## INFORMATION GIVEN
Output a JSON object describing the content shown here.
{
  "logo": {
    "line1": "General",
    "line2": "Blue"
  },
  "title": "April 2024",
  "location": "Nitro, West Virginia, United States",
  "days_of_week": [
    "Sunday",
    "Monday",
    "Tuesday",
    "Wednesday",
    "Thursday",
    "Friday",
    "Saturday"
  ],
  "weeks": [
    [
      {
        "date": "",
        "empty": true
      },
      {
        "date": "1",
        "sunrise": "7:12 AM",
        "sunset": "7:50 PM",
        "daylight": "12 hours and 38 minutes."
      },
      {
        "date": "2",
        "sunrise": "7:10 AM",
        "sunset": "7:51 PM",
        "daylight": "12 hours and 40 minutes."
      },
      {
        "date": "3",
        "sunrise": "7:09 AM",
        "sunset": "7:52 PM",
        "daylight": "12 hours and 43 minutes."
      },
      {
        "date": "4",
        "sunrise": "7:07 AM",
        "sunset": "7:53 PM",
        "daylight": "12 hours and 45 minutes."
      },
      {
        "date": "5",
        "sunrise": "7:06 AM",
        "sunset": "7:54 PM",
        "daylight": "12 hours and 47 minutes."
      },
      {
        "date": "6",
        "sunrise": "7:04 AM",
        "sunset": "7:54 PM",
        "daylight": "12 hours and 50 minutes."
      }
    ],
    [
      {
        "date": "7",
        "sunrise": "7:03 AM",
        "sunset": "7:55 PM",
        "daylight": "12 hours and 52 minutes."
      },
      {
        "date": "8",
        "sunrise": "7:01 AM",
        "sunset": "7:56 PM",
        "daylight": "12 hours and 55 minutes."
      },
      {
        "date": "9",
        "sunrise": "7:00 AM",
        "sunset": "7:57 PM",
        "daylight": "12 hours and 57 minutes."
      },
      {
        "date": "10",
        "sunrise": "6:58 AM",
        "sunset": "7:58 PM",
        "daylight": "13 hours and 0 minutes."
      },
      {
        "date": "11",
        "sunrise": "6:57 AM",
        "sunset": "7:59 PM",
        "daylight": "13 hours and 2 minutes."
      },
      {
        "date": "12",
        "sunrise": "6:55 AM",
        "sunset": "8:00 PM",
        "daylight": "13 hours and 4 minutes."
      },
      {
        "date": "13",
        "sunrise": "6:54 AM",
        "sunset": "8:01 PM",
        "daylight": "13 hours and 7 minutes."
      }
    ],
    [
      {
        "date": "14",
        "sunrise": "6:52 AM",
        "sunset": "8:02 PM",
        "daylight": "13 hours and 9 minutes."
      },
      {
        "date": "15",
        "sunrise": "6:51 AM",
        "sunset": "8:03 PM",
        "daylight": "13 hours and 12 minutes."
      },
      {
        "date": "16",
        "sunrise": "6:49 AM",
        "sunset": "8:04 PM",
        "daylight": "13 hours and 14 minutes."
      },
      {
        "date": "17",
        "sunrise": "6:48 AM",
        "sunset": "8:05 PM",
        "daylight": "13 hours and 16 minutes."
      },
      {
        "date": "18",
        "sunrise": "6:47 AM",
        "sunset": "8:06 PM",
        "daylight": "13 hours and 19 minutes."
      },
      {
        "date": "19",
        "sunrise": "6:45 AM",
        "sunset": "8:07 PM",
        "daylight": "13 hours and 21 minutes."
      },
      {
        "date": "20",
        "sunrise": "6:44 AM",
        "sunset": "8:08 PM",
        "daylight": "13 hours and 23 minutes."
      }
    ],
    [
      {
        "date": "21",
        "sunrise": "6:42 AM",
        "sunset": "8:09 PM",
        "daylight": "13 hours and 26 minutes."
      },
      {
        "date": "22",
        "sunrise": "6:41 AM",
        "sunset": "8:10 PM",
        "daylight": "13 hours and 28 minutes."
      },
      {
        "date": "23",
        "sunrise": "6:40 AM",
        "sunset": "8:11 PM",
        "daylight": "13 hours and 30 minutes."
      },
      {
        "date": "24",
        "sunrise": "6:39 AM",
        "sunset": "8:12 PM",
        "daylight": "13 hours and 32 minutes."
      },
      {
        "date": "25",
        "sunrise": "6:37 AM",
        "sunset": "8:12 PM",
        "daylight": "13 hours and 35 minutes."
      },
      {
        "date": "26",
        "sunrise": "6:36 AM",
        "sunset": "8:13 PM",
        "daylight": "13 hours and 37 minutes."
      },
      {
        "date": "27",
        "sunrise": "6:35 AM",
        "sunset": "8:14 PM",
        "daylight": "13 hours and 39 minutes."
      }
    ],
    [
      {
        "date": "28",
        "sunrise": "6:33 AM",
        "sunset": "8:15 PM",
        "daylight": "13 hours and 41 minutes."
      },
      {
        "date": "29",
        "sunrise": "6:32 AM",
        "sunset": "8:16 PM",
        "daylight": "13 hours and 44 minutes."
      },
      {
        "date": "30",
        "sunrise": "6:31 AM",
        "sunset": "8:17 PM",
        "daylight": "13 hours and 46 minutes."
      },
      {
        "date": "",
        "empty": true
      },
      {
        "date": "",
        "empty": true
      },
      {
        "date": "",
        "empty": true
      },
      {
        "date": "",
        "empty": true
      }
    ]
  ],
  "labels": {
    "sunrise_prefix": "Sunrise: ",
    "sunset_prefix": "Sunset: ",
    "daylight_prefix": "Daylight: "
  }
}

## SET PROBLEM
Copy every record exactly as presented.

## EXERCISE OUTPUT
Output a JSON object describing the content shown here.
{
  "logo": {
    "line1": "General",
    "line2": "Blue"
  },
  "title": "April 2024",
  "location": "Nitro, West Virginia, United States",
  "days_of_week": [
    "Sunday",
    "Monday",
    "Tuesday",
    "Wednesday",
    "Thursday",
    "Friday",
    "Saturday"
  ],
  "weeks": [
    [
      {
        "date": "",
        "empty": true
      },
      {
        "date": "1",
        "sunrise": "7:12 AM",
        "sunset": "7:50 PM",
        "daylight": "12 hours and 38 minutes."
      },
      {
        "date": "2",
        "sunrise": "7:10 AM",
        "sunset": "7:51 PM",
        "daylight": "12 hours and 40 minutes."
      },
      {
        "date": "3",
        "sunrise": "7:09 AM",
        "sunset": "7:52 PM",
        "daylight": "12 hours and 43 minutes."
      },
      {
        "date": "4",
        "sunrise": "7:07 AM",
        "sunset": "7:53 PM",
        "daylight": "12 hours and 45 minutes."
      },
      {
        "date": "5",
        "sunrise": "7:06 AM",
        "sunset": "7:54 PM",
        "daylight": "12 hours and 47 minutes."
      },
      {
        "date": "6",
        "sunrise": "7:04 AM",
        "sunset": "7:54 PM",
        "daylight": "12 hours and 50 minutes."
      }
    ],
    [
      {
        "date": "7",
        "sunrise": "7:03 AM",
        "sunset": "7:55 PM",
        "daylight": "12 hours and 52 minutes."
      },
      {
        "date": "8",
        "sunrise": "7:01 AM",
        "sunset": "7:56 PM",
        "daylight": "12 hours and 55 minutes."
      },
      {
        "date": "9",
        "sunrise": "7:00 AM",
        "sunset": "7:57 PM",
        "daylight": "12 hours and 57 minutes."
      },
      {
        "date": "10",
        "sunrise": "6:58 AM",
        "sunset": "7:58 PM",
        "daylight": "13 hours and 0 minutes."
      },
      {
        "date": "11",
        "sunrise": "6:57 AM",
        "sunset": "7:59 PM",
        "daylight": "13 hours and 2 minutes."
      },
      {
        "date": "12",
        "sunrise": "6:55 AM",
        "sunset": "8:00 PM",
        "daylight": "13 hours and 4 minutes."
      },
      {
        "date": "13",
        "sunrise": "6:54 AM",
        "sunset": "8:01 PM",
        "daylight": "13 hours and 7 minutes."
      }
    ],
    [
      {
        "date": "14",
        "sunrise": "6:52 AM",
        "sunset": "8:02 PM",
        "daylight": "13 hours and 9 minutes."
      },
      {
        "date": "15",
        "sunrise": "6:51 AM",
        "sunset": "8:03 PM",
        "daylight": "13 hours and 12 minutes."
      },
      {
        "date": "16",
        "sunrise": "6:49 AM",
        "sunset": "8:04 PM",
        "daylight": "13 hours and 14 minutes."
      },
      {
        "date": "17",
        "sunrise": "6:48 AM",
        "sunset": "8:05 PM",
        "daylight": "13 hours and 16 minutes."
      },
      {
        "date": "18",
        "sunrise": "6:47 AM",
        "sunset": "8:06 PM",
        "daylight": "13 hours and 19 minutes."
      },
      {
        "date": "19",
        "sunrise": "6:45 AM",
        "sunset": "8:07 PM",
        "daylight": "13 hours and 21 minutes."
      },
      {
        "date": "20",
        "sunrise": "6:44 AM",
        "sunset": "8:08 PM",
        "daylight": "13 hours and 23 minutes."
      }
    ],
    [
      {
        "date": "21",
        "sunrise": "6:42 AM",
        "sunset": "8:09 PM",
        "daylight": "13 hours and 26 minutes."
      },
      {
        "date": "22",
        "sunrise": "6:41 AM",
        "sunset": "8:10 PM",
        "daylight": "13 hours and 28 minutes."
      },
      {
        "date": "23",
        "sunrise": "6:40 AM",
        "sunset": "8:11 PM",
        "daylight": "13 hours and 30 minutes."
      },
      {
        "date": "24",
        "sunrise": "6:39 AM",
        "sunset": "8:12 PM",
        "daylight": "13 hours and 32 minutes."
      },
      {
        "date": "25",
        "sunrise": "6:37 AM",
        "sunset": "8:12 PM",
        "daylight": "13 hours and 35 minutes."
      },
      {
        "date": "26",
        "sunrise": "6:36 AM",
        "sunset": "8:13 PM",
        "daylight": "13 hours and 37 minutes."
      },
      {
        "date": "27",
        "sunrise": "6:35 AM",
        "sunset": "8:14 PM",
        "daylight": "13 hours and 39 minutes."
      }
    ],
    [
      {
        "date": "28",
        "sunrise": "6:33 AM",
        "sunset": "8:15 PM",
        "daylight": "13 hours and 41 minutes."
      },
      {
        "date": "29",
        "sunrise": "6:32 AM",
        "sunset": "8:16 PM",
        "daylight": "13 hours and 44 minutes."
      },
      {
        "date": "30",
        "sunrise": "6:31 AM",
        "sunset": "8:17 PM",
        "daylight": "13 hours and 46 minutes."
      },
      {
        "date": "",
        "empty": true
      },
      {
        "date": "",
        "empty": true
      },
      {
        "date": "",
        "empty": true
      },
      {
        "date": "",
        "empty": true
      }
    ]
  ],
  "labels": {
    "sunrise_prefix": "Sunrise: ",
    "sunset_prefix": "Sunset: ",
    "daylight_prefix": "Daylight: "
  }
}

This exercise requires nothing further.